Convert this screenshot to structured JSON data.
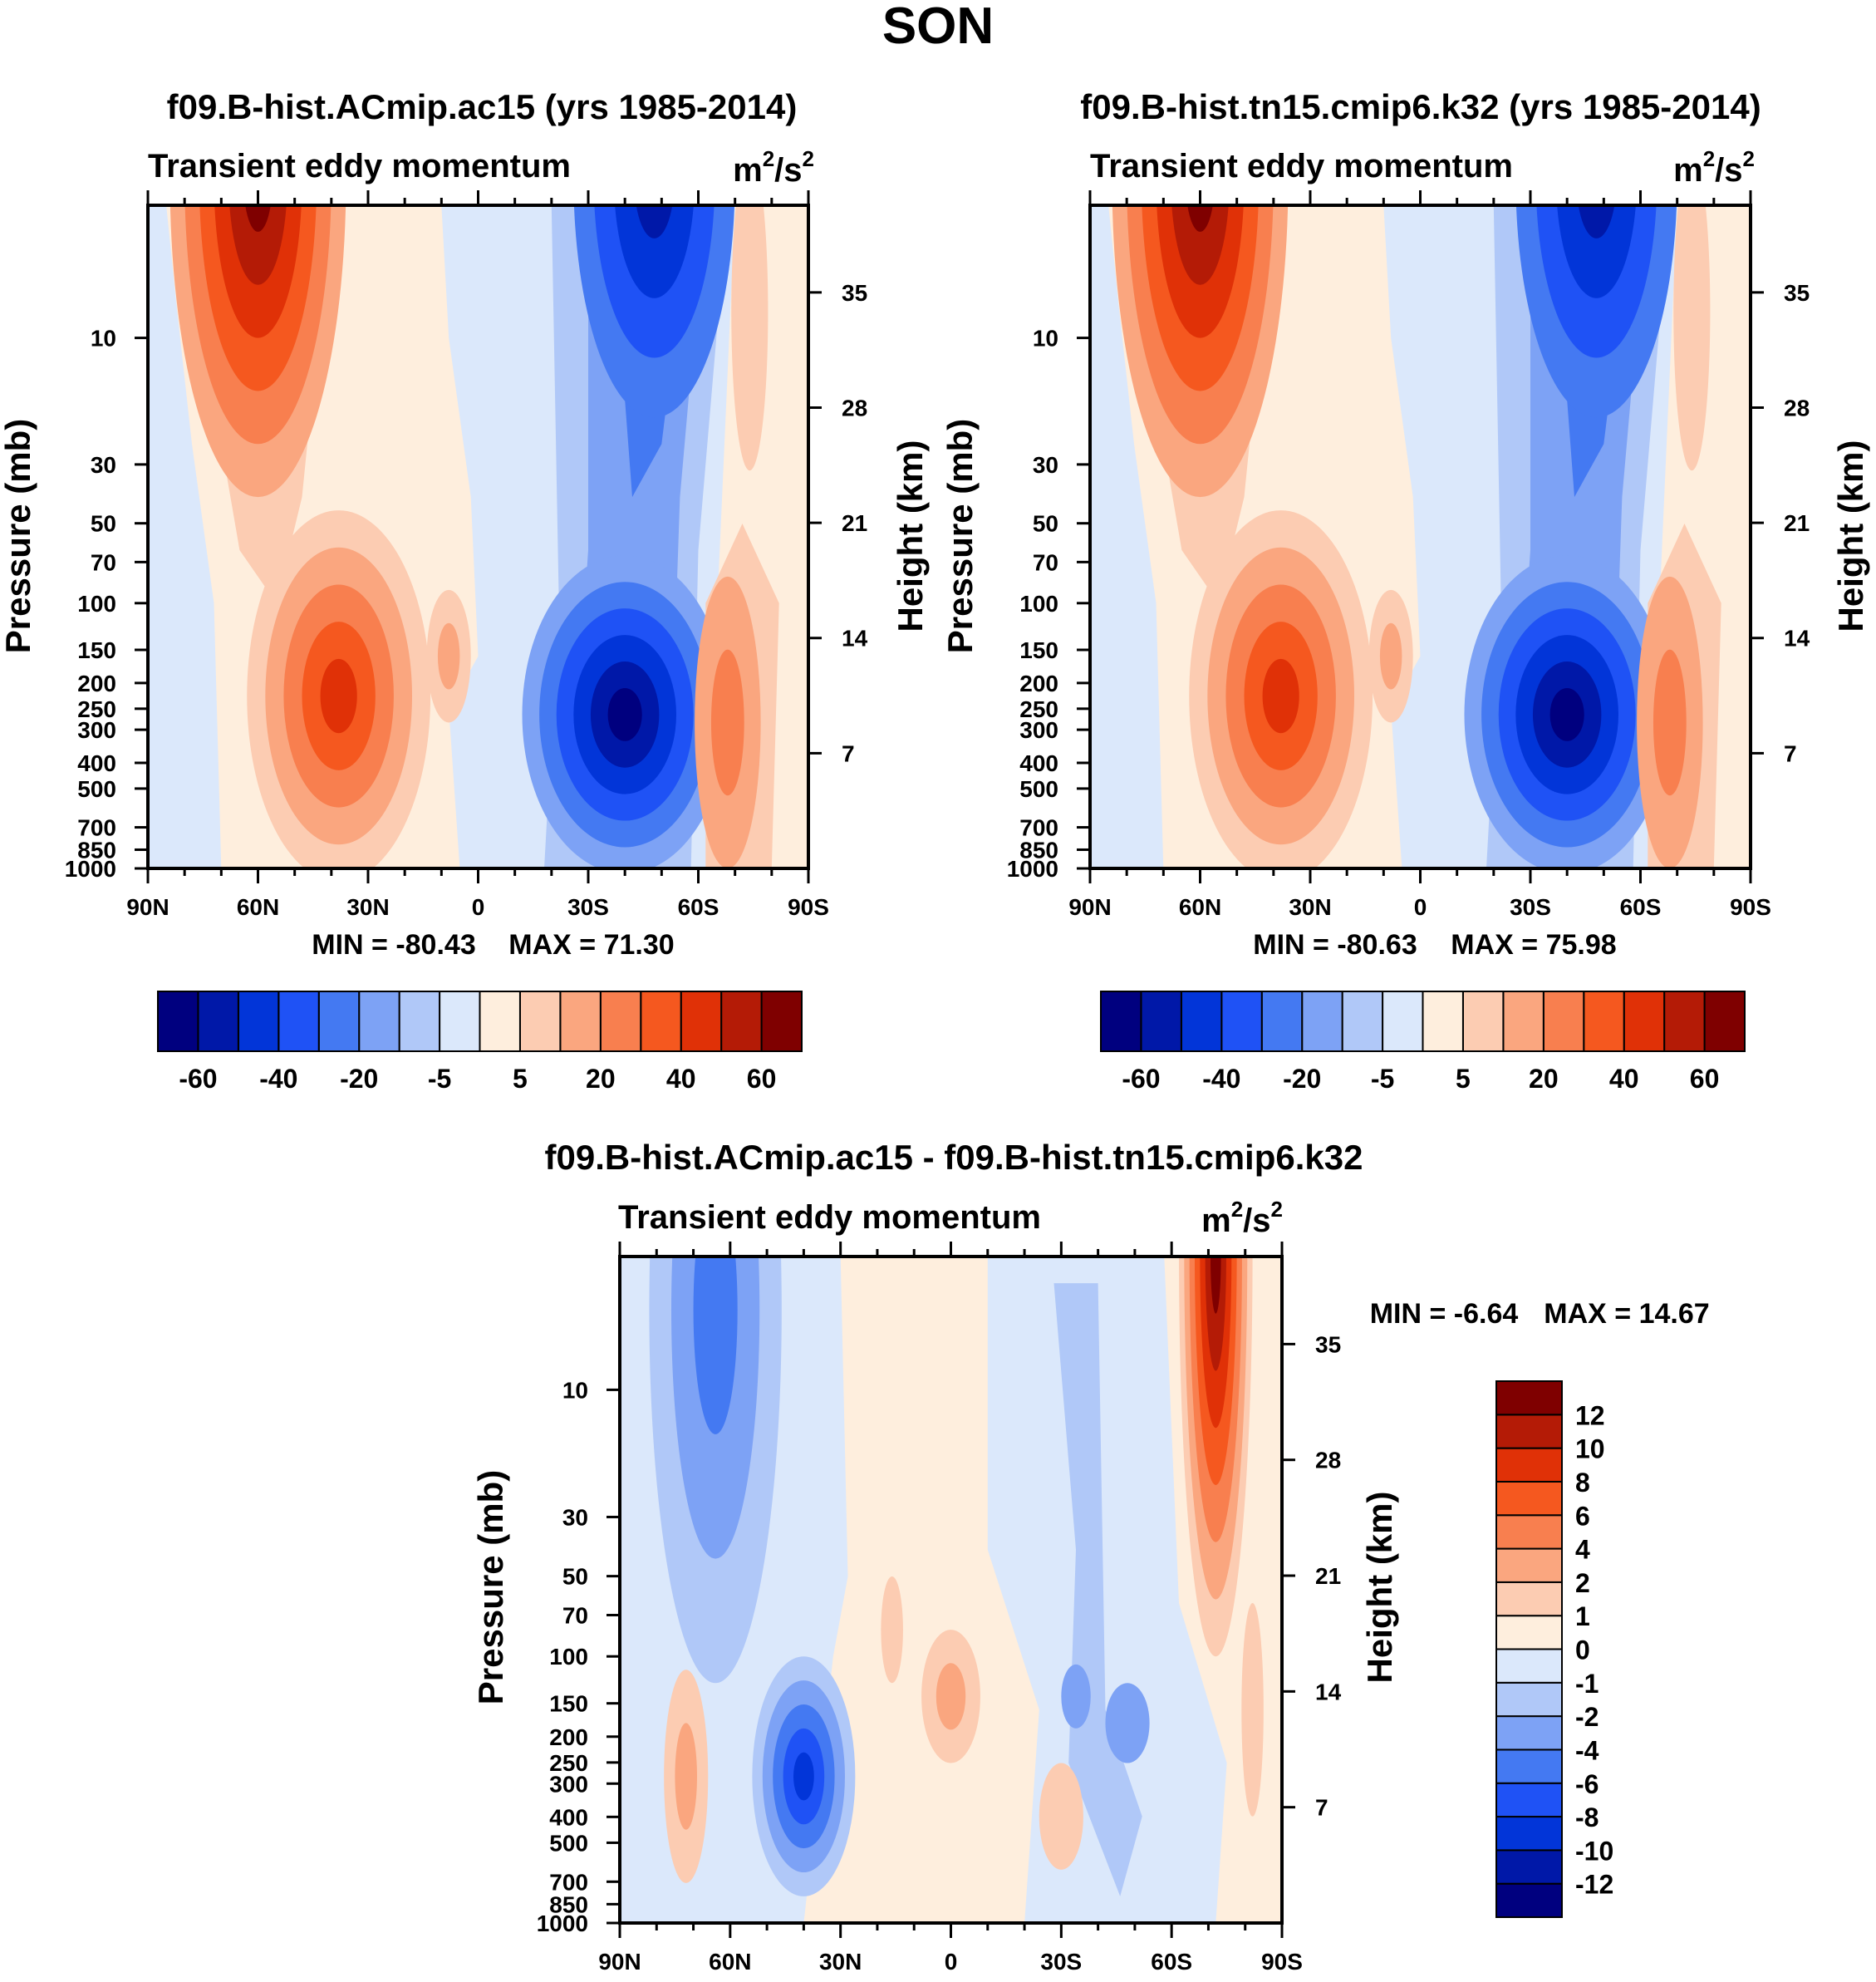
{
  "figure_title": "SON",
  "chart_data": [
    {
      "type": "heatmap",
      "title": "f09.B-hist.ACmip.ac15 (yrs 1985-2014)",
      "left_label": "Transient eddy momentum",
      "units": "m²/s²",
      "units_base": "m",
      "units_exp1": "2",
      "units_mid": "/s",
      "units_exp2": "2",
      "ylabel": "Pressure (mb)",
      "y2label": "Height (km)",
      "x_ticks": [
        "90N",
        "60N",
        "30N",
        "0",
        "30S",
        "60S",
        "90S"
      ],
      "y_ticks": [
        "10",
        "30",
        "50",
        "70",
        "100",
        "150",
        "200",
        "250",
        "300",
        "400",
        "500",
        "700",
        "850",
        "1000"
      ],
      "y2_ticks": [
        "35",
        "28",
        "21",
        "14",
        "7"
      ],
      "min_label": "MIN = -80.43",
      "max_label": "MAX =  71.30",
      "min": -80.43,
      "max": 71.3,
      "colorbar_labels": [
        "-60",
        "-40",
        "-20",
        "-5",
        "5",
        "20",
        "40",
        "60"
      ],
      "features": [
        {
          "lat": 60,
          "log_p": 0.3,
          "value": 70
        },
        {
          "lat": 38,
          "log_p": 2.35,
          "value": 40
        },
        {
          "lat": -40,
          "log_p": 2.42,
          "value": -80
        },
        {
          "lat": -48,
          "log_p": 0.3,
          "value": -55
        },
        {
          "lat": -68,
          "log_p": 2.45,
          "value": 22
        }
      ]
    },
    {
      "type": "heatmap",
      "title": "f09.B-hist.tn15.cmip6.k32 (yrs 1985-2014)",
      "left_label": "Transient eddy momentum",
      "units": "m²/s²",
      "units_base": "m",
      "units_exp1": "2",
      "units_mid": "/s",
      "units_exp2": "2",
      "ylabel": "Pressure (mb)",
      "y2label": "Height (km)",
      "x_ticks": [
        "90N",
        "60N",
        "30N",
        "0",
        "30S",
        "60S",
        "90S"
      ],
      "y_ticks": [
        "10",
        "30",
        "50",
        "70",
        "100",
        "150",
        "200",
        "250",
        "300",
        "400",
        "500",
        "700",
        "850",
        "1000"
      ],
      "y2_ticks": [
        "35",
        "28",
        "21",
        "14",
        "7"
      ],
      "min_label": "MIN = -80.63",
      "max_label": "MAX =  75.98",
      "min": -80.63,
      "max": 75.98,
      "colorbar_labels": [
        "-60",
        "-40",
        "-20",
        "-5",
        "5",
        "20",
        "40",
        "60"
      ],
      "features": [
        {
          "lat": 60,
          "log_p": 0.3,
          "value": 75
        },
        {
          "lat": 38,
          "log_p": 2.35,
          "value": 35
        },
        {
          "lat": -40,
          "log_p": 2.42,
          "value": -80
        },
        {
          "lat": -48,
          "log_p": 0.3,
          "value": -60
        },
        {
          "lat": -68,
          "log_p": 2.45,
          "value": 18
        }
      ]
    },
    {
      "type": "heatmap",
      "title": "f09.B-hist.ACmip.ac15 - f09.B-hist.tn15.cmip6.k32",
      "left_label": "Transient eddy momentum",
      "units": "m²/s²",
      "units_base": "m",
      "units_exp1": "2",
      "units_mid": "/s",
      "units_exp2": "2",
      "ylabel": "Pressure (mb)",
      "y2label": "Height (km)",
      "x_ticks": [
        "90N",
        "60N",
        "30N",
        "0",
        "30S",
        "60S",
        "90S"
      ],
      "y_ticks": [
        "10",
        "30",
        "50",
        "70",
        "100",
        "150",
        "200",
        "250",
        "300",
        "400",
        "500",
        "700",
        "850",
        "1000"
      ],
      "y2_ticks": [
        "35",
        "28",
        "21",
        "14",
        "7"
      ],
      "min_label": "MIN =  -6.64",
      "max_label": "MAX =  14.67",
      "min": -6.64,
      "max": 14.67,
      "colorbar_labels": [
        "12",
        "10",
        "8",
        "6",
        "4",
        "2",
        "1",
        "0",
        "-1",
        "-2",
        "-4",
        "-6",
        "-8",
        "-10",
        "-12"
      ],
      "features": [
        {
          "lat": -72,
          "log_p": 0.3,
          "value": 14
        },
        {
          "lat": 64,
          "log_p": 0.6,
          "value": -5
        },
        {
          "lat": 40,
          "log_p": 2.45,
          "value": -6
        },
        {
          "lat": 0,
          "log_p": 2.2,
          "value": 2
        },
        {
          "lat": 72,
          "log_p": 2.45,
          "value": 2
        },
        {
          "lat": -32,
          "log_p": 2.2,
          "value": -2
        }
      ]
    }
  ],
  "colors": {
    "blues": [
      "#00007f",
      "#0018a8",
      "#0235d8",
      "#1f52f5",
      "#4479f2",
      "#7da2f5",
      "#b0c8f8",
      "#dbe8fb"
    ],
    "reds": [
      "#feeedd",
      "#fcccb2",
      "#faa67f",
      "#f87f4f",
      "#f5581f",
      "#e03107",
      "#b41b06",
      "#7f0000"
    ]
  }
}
______________________________
Reproduce the records, all of them, word for word; omit the pictures.

Convert this screenshot to structured JSON data.
{
  "figure_title": "SON",
  "chart_data": [
    {
      "type": "heatmap",
      "title": "f09.B-hist.ACmip.ac15 (yrs 1985-2014)",
      "left_label": "Transient eddy momentum",
      "units": "m²/s²",
      "units_base": "m",
      "units_exp1": "2",
      "units_mid": "/s",
      "units_exp2": "2",
      "ylabel": "Pressure (mb)",
      "y2label": "Height (km)",
      "x_ticks": [
        "90N",
        "60N",
        "30N",
        "0",
        "30S",
        "60S",
        "90S"
      ],
      "y_ticks": [
        "10",
        "30",
        "50",
        "70",
        "100",
        "150",
        "200",
        "250",
        "300",
        "400",
        "500",
        "700",
        "850",
        "1000"
      ],
      "y2_ticks": [
        "35",
        "28",
        "21",
        "14",
        "7"
      ],
      "min_label": "MIN = -80.43",
      "max_label": "MAX =  71.30",
      "min": -80.43,
      "max": 71.3,
      "colorbar_labels": [
        "-60",
        "-40",
        "-20",
        "-5",
        "5",
        "20",
        "40",
        "60"
      ],
      "features": [
        {
          "lat": 60,
          "log_p": 0.3,
          "value": 70
        },
        {
          "lat": 38,
          "log_p": 2.35,
          "value": 40
        },
        {
          "lat": -40,
          "log_p": 2.42,
          "value": -80
        },
        {
          "lat": -48,
          "log_p": 0.3,
          "value": -55
        },
        {
          "lat": -68,
          "log_p": 2.45,
          "value": 22
        }
      ]
    },
    {
      "type": "heatmap",
      "title": "f09.B-hist.tn15.cmip6.k32 (yrs 1985-2014)",
      "left_label": "Transient eddy momentum",
      "units": "m²/s²",
      "units_base": "m",
      "units_exp1": "2",
      "units_mid": "/s",
      "units_exp2": "2",
      "ylabel": "Pressure (mb)",
      "y2label": "Height (km)",
      "x_ticks": [
        "90N",
        "60N",
        "30N",
        "0",
        "30S",
        "60S",
        "90S"
      ],
      "y_ticks": [
        "10",
        "30",
        "50",
        "70",
        "100",
        "150",
        "200",
        "250",
        "300",
        "400",
        "500",
        "700",
        "850",
        "1000"
      ],
      "y2_ticks": [
        "35",
        "28",
        "21",
        "14",
        "7"
      ],
      "min_label": "MIN = -80.63",
      "max_label": "MAX =  75.98",
      "min": -80.63,
      "max": 75.98,
      "colorbar_labels": [
        "-60",
        "-40",
        "-20",
        "-5",
        "5",
        "20",
        "40",
        "60"
      ],
      "features": [
        {
          "lat": 60,
          "log_p": 0.3,
          "value": 75
        },
        {
          "lat": 38,
          "log_p": 2.35,
          "value": 35
        },
        {
          "lat": -40,
          "log_p": 2.42,
          "value": -80
        },
        {
          "lat": -48,
          "log_p": 0.3,
          "value": -60
        },
        {
          "lat": -68,
          "log_p": 2.45,
          "value": 18
        }
      ]
    },
    {
      "type": "heatmap",
      "title": "f09.B-hist.ACmip.ac15 - f09.B-hist.tn15.cmip6.k32",
      "left_label": "Transient eddy momentum",
      "units": "m²/s²",
      "units_base": "m",
      "units_exp1": "2",
      "units_mid": "/s",
      "units_exp2": "2",
      "ylabel": "Pressure (mb)",
      "y2label": "Height (km)",
      "x_ticks": [
        "90N",
        "60N",
        "30N",
        "0",
        "30S",
        "60S",
        "90S"
      ],
      "y_ticks": [
        "10",
        "30",
        "50",
        "70",
        "100",
        "150",
        "200",
        "250",
        "300",
        "400",
        "500",
        "700",
        "850",
        "1000"
      ],
      "y2_ticks": [
        "35",
        "28",
        "21",
        "14",
        "7"
      ],
      "min_label": "MIN =  -6.64",
      "max_label": "MAX =  14.67",
      "min": -6.64,
      "max": 14.67,
      "colorbar_labels": [
        "12",
        "10",
        "8",
        "6",
        "4",
        "2",
        "1",
        "0",
        "-1",
        "-2",
        "-4",
        "-6",
        "-8",
        "-10",
        "-12"
      ],
      "features": [
        {
          "lat": -72,
          "log_p": 0.3,
          "value": 14
        },
        {
          "lat": 64,
          "log_p": 0.6,
          "value": -5
        },
        {
          "lat": 40,
          "log_p": 2.45,
          "value": -6
        },
        {
          "lat": 0,
          "log_p": 2.2,
          "value": 2
        },
        {
          "lat": 72,
          "log_p": 2.45,
          "value": 2
        },
        {
          "lat": -32,
          "log_p": 2.2,
          "value": -2
        }
      ]
    }
  ],
  "colors": {
    "blues": [
      "#00007f",
      "#0018a8",
      "#0235d8",
      "#1f52f5",
      "#4479f2",
      "#7da2f5",
      "#b0c8f8",
      "#dbe8fb"
    ],
    "reds": [
      "#feeedd",
      "#fcccb2",
      "#faa67f",
      "#f87f4f",
      "#f5581f",
      "#e03107",
      "#b41b06",
      "#7f0000"
    ]
  }
}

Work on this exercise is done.